## EXERCISE GOAL
Copy the material that follows word for word and omit its pictures.

## EXERCISE MATERIALS
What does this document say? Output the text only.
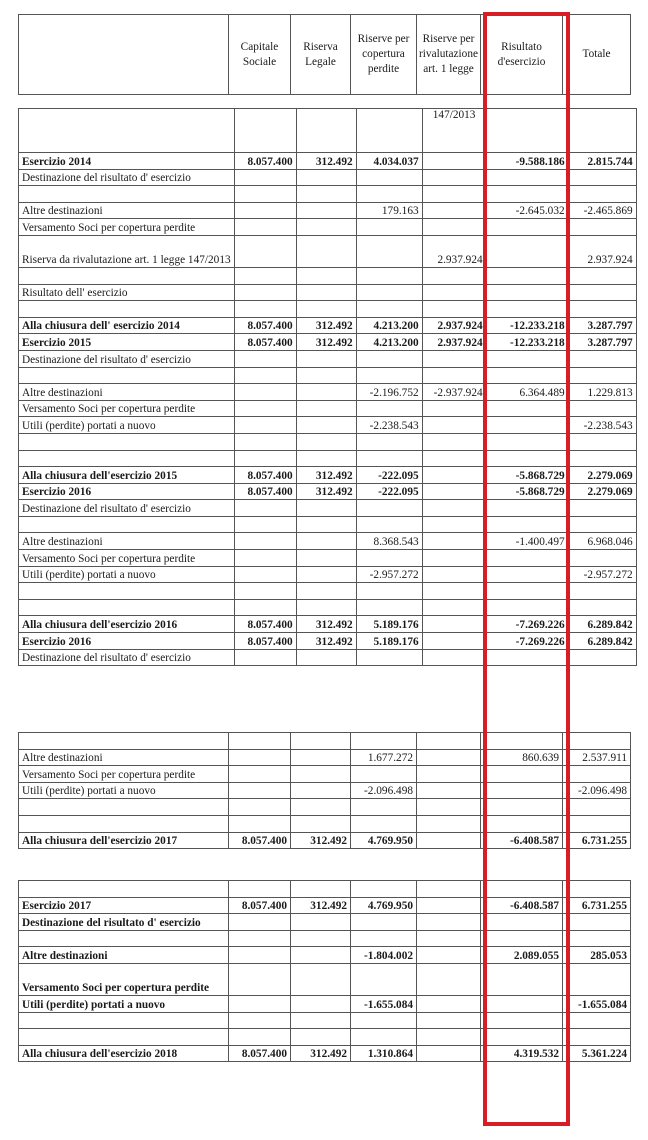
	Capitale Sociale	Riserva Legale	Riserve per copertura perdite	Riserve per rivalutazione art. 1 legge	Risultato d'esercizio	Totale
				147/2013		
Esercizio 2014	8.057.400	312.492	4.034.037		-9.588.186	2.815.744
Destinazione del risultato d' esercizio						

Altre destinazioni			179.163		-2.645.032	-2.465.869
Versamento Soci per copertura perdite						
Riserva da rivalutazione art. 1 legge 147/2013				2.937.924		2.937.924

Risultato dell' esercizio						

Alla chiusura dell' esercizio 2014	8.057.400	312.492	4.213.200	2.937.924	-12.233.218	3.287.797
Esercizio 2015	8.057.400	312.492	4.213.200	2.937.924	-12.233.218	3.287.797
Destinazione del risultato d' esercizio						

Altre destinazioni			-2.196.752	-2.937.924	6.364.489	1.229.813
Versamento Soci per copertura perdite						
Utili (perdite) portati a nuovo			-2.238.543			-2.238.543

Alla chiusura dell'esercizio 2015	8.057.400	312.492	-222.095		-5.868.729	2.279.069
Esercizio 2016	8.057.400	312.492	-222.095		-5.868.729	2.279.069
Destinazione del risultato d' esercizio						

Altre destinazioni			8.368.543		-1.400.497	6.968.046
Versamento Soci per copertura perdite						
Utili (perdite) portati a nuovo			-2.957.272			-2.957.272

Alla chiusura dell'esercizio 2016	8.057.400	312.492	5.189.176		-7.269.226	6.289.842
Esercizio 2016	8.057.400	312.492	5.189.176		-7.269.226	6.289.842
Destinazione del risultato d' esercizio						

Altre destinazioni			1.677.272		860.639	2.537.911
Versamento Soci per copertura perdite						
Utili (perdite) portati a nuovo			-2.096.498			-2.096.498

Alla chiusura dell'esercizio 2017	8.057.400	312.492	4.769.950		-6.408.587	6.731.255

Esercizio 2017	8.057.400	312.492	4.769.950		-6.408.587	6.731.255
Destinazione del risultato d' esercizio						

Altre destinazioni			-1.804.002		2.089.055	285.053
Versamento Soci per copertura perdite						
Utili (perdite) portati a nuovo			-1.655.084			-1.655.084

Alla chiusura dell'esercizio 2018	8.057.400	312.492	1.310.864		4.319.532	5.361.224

## RESULT OF THE EXERCISE
What does this document say? Output the text only.
	Capitale Sociale	Riserva Legale	Riserve per copertura perdite	Riserve per rivalutazione art. 1 legge	Risultato d'esercizio	Totale
				147/2013		
Esercizio 2014	8.057.400	312.492	4.034.037		-9.588.186	2.815.744
Destinazione del risultato d' esercizio						

Altre destinazioni			179.163		-2.645.032	-2.465.869
Versamento Soci per copertura perdite						
Riserva da rivalutazione art. 1 legge 147/2013				2.937.924		2.937.924

Risultato dell' esercizio						

Alla chiusura dell' esercizio 2014	8.057.400	312.492	4.213.200	2.937.924	-12.233.218	3.287.797
Esercizio 2015	8.057.400	312.492	4.213.200	2.937.924	-12.233.218	3.287.797
Destinazione del risultato d' esercizio						

Altre destinazioni			-2.196.752	-2.937.924	6.364.489	1.229.813
Versamento Soci per copertura perdite						
Utili (perdite) portati a nuovo			-2.238.543			-2.238.543

Alla chiusura dell'esercizio 2015	8.057.400	312.492	-222.095		-5.868.729	2.279.069
Esercizio 2016	8.057.400	312.492	-222.095		-5.868.729	2.279.069
Destinazione del risultato d' esercizio						

Altre destinazioni			8.368.543		-1.400.497	6.968.046
Versamento Soci per copertura perdite						
Utili (perdite) portati a nuovo			-2.957.272			-2.957.272

Alla chiusura dell'esercizio 2016	8.057.400	312.492	5.189.176		-7.269.226	6.289.842
Esercizio 2016	8.057.400	312.492	5.189.176		-7.269.226	6.289.842
Destinazione del risultato d' esercizio						

Altre destinazioni			1.677.272		860.639	2.537.911
Versamento Soci per copertura perdite						
Utili (perdite) portati a nuovo			-2.096.498			-2.096.498

Alla chiusura dell'esercizio 2017	8.057.400	312.492	4.769.950		-6.408.587	6.731.255

Esercizio 2017	8.057.400	312.492	4.769.950		-6.408.587	6.731.255
Destinazione del risultato d' esercizio						

Altre destinazioni			-1.804.002		2.089.055	285.053
Versamento Soci per copertura perdite						
Utili (perdite) portati a nuovo			-1.655.084			-1.655.084

Alla chiusura dell'esercizio 2018	8.057.400	312.492	1.310.864		4.319.532	5.361.224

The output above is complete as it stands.